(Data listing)
◆ ◆ ◆ ◆
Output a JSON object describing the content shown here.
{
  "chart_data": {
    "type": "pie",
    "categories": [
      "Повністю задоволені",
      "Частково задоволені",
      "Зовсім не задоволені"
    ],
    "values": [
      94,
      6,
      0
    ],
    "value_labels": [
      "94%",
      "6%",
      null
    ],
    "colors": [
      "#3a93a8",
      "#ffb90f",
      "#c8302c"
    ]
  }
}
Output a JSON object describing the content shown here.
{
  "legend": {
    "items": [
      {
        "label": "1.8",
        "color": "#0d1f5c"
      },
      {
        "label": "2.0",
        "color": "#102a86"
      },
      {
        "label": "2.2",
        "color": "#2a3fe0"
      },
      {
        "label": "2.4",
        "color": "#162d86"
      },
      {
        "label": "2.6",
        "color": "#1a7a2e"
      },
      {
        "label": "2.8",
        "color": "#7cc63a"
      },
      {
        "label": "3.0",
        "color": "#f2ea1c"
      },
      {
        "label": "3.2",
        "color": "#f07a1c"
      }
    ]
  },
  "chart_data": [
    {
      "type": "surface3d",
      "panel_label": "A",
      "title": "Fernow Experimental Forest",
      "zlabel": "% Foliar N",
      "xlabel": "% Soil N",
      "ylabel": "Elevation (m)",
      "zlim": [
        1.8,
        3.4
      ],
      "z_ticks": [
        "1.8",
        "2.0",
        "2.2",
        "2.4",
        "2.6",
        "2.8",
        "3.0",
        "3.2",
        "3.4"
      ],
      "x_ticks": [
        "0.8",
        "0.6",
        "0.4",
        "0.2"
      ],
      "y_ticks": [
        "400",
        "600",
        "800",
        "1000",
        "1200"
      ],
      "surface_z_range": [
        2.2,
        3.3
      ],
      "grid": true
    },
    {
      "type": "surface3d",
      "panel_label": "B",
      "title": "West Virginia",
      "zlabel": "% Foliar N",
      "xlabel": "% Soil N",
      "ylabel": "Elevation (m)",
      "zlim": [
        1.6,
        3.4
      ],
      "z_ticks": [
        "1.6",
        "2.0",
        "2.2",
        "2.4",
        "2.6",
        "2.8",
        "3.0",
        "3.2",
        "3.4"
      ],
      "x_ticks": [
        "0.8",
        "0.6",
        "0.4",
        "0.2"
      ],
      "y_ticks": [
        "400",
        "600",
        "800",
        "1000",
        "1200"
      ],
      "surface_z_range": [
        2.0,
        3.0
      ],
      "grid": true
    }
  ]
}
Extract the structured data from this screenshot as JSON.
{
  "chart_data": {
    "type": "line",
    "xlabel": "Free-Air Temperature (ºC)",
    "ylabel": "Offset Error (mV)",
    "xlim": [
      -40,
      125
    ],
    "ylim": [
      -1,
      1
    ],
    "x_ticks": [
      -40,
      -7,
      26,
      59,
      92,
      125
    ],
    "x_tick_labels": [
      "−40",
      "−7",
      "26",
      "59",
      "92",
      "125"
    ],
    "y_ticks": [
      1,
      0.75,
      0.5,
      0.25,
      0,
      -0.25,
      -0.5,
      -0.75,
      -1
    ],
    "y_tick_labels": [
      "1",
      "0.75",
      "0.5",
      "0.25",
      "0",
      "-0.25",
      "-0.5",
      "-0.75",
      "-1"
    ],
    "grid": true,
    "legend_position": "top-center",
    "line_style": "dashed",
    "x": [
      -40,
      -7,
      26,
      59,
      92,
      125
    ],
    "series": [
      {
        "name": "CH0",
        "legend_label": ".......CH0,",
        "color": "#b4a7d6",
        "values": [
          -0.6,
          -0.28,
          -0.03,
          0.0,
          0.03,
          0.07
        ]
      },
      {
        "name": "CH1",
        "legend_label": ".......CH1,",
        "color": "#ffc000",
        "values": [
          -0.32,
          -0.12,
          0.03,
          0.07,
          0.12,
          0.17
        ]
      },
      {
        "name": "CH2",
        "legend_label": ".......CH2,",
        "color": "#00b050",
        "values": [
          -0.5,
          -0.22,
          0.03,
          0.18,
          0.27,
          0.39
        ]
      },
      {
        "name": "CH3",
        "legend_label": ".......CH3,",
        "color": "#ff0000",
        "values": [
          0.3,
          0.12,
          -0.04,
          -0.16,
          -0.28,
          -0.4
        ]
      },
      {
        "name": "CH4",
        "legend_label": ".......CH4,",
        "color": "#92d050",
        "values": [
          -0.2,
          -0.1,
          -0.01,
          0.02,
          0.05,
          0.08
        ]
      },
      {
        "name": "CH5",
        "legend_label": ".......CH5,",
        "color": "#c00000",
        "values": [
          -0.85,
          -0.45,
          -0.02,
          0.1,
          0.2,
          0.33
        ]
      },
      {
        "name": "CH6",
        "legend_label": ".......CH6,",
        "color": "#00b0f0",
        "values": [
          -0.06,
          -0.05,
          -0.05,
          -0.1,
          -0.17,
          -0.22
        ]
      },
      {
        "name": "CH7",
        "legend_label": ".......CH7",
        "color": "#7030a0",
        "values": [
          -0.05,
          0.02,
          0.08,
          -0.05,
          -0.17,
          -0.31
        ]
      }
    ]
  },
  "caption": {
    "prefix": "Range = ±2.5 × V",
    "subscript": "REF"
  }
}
◆ ◆ ◆ ◆
__Brief__: Copy every record exactly, with nothing added or dropped.

__Exercise result__:
Output a JSON object describing the content shown here.
{
  "chart_data": {
    "type": "pie",
    "categories": [
      "Повністю задоволені",
      "Частково задоволені",
      "Зовсім не задоволені"
    ],
    "values": [
      94,
      6,
      0
    ],
    "value_labels": [
      "94%",
      "6%",
      null
    ],
    "colors": [
      "#3a93a8",
      "#ffb90f",
      "#c8302c"
    ]
  }
}
Output a JSON object describing the content shown here.
{
  "legend": {
    "items": [
      {
        "label": "1.8",
        "color": "#0d1f5c"
      },
      {
        "label": "2.0",
        "color": "#102a86"
      },
      {
        "label": "2.2",
        "color": "#2a3fe0"
      },
      {
        "label": "2.4",
        "color": "#162d86"
      },
      {
        "label": "2.6",
        "color": "#1a7a2e"
      },
      {
        "label": "2.8",
        "color": "#7cc63a"
      },
      {
        "label": "3.0",
        "color": "#f2ea1c"
      },
      {
        "label": "3.2",
        "color": "#f07a1c"
      }
    ]
  },
  "chart_data": [
    {
      "type": "surface3d",
      "panel_label": "A",
      "title": "Fernow Experimental Forest",
      "zlabel": "% Foliar N",
      "xlabel": "% Soil N",
      "ylabel": "Elevation (m)",
      "zlim": [
        1.8,
        3.4
      ],
      "z_ticks": [
        "1.8",
        "2.0",
        "2.2",
        "2.4",
        "2.6",
        "2.8",
        "3.0",
        "3.2",
        "3.4"
      ],
      "x_ticks": [
        "0.8",
        "0.6",
        "0.4",
        "0.2"
      ],
      "y_ticks": [
        "400",
        "600",
        "800",
        "1000",
        "1200"
      ],
      "surface_z_range": [
        2.2,
        3.3
      ],
      "grid": true
    },
    {
      "type": "surface3d",
      "panel_label": "B",
      "title": "West Virginia",
      "zlabel": "% Foliar N",
      "xlabel": "% Soil N",
      "ylabel": "Elevation (m)",
      "zlim": [
        1.6,
        3.4
      ],
      "z_ticks": [
        "1.6",
        "2.0",
        "2.2",
        "2.4",
        "2.6",
        "2.8",
        "3.0",
        "3.2",
        "3.4"
      ],
      "x_ticks": [
        "0.8",
        "0.6",
        "0.4",
        "0.2"
      ],
      "y_ticks": [
        "400",
        "600",
        "800",
        "1000",
        "1200"
      ],
      "surface_z_range": [
        2.0,
        3.0
      ],
      "grid": true
    }
  ]
}
Extract the structured data from this screenshot as JSON.
{
  "chart_data": {
    "type": "line",
    "xlabel": "Free-Air Temperature (ºC)",
    "ylabel": "Offset Error (mV)",
    "xlim": [
      -40,
      125
    ],
    "ylim": [
      -1,
      1
    ],
    "x_ticks": [
      -40,
      -7,
      26,
      59,
      92,
      125
    ],
    "x_tick_labels": [
      "−40",
      "−7",
      "26",
      "59",
      "92",
      "125"
    ],
    "y_ticks": [
      1,
      0.75,
      0.5,
      0.25,
      0,
      -0.25,
      -0.5,
      -0.75,
      -1
    ],
    "y_tick_labels": [
      "1",
      "0.75",
      "0.5",
      "0.25",
      "0",
      "-0.25",
      "-0.5",
      "-0.75",
      "-1"
    ],
    "grid": true,
    "legend_position": "top-center",
    "line_style": "dashed",
    "x": [
      -40,
      -7,
      26,
      59,
      92,
      125
    ],
    "series": [
      {
        "name": "CH0",
        "legend_label": ".......CH0,",
        "color": "#b4a7d6",
        "values": [
          -0.6,
          -0.28,
          -0.03,
          0.0,
          0.03,
          0.07
        ]
      },
      {
        "name": "CH1",
        "legend_label": ".......CH1,",
        "color": "#ffc000",
        "values": [
          -0.32,
          -0.12,
          0.03,
          0.07,
          0.12,
          0.17
        ]
      },
      {
        "name": "CH2",
        "legend_label": ".......CH2,",
        "color": "#00b050",
        "values": [
          -0.5,
          -0.22,
          0.03,
          0.18,
          0.27,
          0.39
        ]
      },
      {
        "name": "CH3",
        "legend_label": ".......CH3,",
        "color": "#ff0000",
        "values": [
          0.3,
          0.12,
          -0.04,
          -0.16,
          -0.28,
          -0.4
        ]
      },
      {
        "name": "CH4",
        "legend_label": ".......CH4,",
        "color": "#92d050",
        "values": [
          -0.2,
          -0.1,
          -0.01,
          0.02,
          0.05,
          0.08
        ]
      },
      {
        "name": "CH5",
        "legend_label": ".......CH5,",
        "color": "#c00000",
        "values": [
          -0.85,
          -0.45,
          -0.02,
          0.1,
          0.2,
          0.33
        ]
      },
      {
        "name": "CH6",
        "legend_label": ".......CH6,",
        "color": "#00b0f0",
        "values": [
          -0.06,
          -0.05,
          -0.05,
          -0.1,
          -0.17,
          -0.22
        ]
      },
      {
        "name": "CH7",
        "legend_label": ".......CH7",
        "color": "#7030a0",
        "values": [
          -0.05,
          0.02,
          0.08,
          -0.05,
          -0.17,
          -0.31
        ]
      }
    ]
  },
  "caption": {
    "prefix": "Range = ±2.5 × V",
    "subscript": "REF"
  }
}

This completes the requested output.